'''

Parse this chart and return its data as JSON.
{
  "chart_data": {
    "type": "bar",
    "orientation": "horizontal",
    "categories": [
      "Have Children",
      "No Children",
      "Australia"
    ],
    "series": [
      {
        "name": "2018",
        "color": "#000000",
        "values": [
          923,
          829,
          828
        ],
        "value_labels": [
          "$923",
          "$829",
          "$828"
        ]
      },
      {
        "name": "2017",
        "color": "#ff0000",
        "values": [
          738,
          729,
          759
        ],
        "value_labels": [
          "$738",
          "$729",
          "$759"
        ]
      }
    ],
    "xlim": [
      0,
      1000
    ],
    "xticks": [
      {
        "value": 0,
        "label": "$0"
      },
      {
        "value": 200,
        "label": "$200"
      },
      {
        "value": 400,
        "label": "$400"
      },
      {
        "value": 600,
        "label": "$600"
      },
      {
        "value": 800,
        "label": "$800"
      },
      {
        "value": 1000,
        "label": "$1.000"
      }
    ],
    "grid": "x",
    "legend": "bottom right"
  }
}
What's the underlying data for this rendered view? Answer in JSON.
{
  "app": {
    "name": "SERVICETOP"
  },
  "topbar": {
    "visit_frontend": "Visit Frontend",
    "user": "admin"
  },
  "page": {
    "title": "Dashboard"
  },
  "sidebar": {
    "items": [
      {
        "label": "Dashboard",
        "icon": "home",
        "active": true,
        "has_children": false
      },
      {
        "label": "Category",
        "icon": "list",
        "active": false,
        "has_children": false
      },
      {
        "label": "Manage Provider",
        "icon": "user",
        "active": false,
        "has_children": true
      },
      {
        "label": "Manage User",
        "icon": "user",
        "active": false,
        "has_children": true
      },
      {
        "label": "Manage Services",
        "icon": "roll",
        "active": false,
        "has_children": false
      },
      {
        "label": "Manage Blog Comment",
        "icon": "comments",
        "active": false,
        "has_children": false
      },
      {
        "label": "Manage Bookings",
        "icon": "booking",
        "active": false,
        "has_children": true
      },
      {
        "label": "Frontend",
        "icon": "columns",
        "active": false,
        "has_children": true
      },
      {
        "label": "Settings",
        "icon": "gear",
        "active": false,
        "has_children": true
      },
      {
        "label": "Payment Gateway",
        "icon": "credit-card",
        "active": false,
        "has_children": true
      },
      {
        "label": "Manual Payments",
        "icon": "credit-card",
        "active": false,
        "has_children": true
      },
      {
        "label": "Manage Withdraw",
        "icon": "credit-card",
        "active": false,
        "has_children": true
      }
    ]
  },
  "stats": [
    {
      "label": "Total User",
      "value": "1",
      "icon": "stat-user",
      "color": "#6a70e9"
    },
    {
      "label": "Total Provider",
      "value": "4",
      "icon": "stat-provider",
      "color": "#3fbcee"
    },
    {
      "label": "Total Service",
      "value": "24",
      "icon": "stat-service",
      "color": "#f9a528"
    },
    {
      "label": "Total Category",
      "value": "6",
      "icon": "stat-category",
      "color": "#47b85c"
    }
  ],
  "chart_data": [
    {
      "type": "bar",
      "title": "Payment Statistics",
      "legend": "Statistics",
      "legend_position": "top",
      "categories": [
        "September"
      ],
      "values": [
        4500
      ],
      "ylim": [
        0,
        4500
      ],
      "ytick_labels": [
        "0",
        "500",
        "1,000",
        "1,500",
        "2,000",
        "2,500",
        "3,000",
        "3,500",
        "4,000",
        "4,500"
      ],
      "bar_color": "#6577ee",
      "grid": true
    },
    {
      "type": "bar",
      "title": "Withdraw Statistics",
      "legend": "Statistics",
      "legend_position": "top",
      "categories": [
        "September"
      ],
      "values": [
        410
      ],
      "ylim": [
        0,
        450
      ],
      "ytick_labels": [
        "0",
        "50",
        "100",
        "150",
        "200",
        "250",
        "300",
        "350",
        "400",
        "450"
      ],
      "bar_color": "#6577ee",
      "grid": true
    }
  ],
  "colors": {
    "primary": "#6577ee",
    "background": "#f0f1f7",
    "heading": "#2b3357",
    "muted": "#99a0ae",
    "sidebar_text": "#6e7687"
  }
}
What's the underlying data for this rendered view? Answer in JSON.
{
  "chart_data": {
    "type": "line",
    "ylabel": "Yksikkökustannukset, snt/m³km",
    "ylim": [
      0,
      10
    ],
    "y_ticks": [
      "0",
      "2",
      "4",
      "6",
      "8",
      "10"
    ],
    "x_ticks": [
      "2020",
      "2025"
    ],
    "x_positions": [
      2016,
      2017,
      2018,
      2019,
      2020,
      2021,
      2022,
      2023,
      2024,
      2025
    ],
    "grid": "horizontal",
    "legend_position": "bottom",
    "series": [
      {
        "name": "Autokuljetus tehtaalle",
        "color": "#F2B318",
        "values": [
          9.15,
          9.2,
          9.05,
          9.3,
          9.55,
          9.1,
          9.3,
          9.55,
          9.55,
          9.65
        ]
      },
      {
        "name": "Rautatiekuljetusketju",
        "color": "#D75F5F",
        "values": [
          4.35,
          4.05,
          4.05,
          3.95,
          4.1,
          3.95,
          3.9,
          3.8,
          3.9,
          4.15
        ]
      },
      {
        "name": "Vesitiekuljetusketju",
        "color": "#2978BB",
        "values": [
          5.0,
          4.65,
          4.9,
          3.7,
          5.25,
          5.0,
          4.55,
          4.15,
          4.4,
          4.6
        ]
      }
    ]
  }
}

'''

## GIVEN EXERCISE
Say how many lines in the entries contain the string "Manage", and say nothing else.

## SOLUTION
6